**Aim of the exercise**
Set down each record exactly as written.
[START Dataset entries]
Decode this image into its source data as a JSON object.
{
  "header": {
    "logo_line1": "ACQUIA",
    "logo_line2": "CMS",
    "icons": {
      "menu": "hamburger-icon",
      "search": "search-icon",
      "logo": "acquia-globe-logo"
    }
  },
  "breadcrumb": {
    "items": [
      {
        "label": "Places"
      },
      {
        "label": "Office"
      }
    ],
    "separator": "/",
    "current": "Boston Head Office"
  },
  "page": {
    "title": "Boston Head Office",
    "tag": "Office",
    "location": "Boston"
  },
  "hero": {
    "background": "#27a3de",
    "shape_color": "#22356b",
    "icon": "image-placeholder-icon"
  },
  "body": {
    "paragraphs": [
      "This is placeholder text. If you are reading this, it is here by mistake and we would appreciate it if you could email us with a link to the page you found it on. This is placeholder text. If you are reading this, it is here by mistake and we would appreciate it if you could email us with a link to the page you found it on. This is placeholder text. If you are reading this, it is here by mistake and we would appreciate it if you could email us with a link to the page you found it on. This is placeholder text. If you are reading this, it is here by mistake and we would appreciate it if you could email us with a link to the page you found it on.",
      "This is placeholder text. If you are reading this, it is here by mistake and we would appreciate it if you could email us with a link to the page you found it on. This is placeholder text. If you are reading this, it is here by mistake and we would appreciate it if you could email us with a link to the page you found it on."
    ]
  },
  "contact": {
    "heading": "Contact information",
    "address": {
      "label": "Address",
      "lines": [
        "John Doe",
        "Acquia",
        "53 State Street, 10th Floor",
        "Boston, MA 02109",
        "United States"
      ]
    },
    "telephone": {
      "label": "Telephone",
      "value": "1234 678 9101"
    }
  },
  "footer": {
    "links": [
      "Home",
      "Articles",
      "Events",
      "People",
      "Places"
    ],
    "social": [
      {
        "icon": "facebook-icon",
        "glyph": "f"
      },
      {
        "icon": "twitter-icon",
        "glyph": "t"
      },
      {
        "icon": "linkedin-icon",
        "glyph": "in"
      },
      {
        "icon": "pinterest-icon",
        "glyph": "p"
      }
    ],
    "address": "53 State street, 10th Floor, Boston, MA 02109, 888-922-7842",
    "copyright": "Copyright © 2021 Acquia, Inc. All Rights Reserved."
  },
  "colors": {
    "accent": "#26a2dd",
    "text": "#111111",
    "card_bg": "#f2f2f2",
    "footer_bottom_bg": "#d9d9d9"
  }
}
[END Dataset entries]
**Task answer**
Decode this image into its source data as a JSON object.
{
  "header": {
    "logo_line1": "ACQUIA",
    "logo_line2": "CMS",
    "icons": {
      "menu": "hamburger-icon",
      "search": "search-icon",
      "logo": "acquia-globe-logo"
    }
  },
  "breadcrumb": {
    "items": [
      {
        "label": "Places"
      },
      {
        "label": "Office"
      }
    ],
    "separator": "/",
    "current": "Boston Head Office"
  },
  "page": {
    "title": "Boston Head Office",
    "tag": "Office",
    "location": "Boston"
  },
  "hero": {
    "background": "#27a3de",
    "shape_color": "#22356b",
    "icon": "image-placeholder-icon"
  },
  "body": {
    "paragraphs": [
      "This is placeholder text. If you are reading this, it is here by mistake and we would appreciate it if you could email us with a link to the page you found it on. This is placeholder text. If you are reading this, it is here by mistake and we would appreciate it if you could email us with a link to the page you found it on. This is placeholder text. If you are reading this, it is here by mistake and we would appreciate it if you could email us with a link to the page you found it on. This is placeholder text. If you are reading this, it is here by mistake and we would appreciate it if you could email us with a link to the page you found it on.",
      "This is placeholder text. If you are reading this, it is here by mistake and we would appreciate it if you could email us with a link to the page you found it on. This is placeholder text. If you are reading this, it is here by mistake and we would appreciate it if you could email us with a link to the page you found it on."
    ]
  },
  "contact": {
    "heading": "Contact information",
    "address": {
      "label": "Address",
      "lines": [
        "John Doe",
        "Acquia",
        "53 State Street, 10th Floor",
        "Boston, MA 02109",
        "United States"
      ]
    },
    "telephone": {
      "label": "Telephone",
      "value": "1234 678 9101"
    }
  },
  "footer": {
    "links": [
      "Home",
      "Articles",
      "Events",
      "People",
      "Places"
    ],
    "social": [
      {
        "icon": "facebook-icon",
        "glyph": "f"
      },
      {
        "icon": "twitter-icon",
        "glyph": "t"
      },
      {
        "icon": "linkedin-icon",
        "glyph": "in"
      },
      {
        "icon": "pinterest-icon",
        "glyph": "p"
      }
    ],
    "address": "53 State street, 10th Floor, Boston, MA 02109, 888-922-7842",
    "copyright": "Copyright © 2021 Acquia, Inc. All Rights Reserved."
  },
  "colors": {
    "accent": "#26a2dd",
    "text": "#111111",
    "card_bg": "#f2f2f2",
    "footer_bottom_bg": "#d9d9d9"
  }
}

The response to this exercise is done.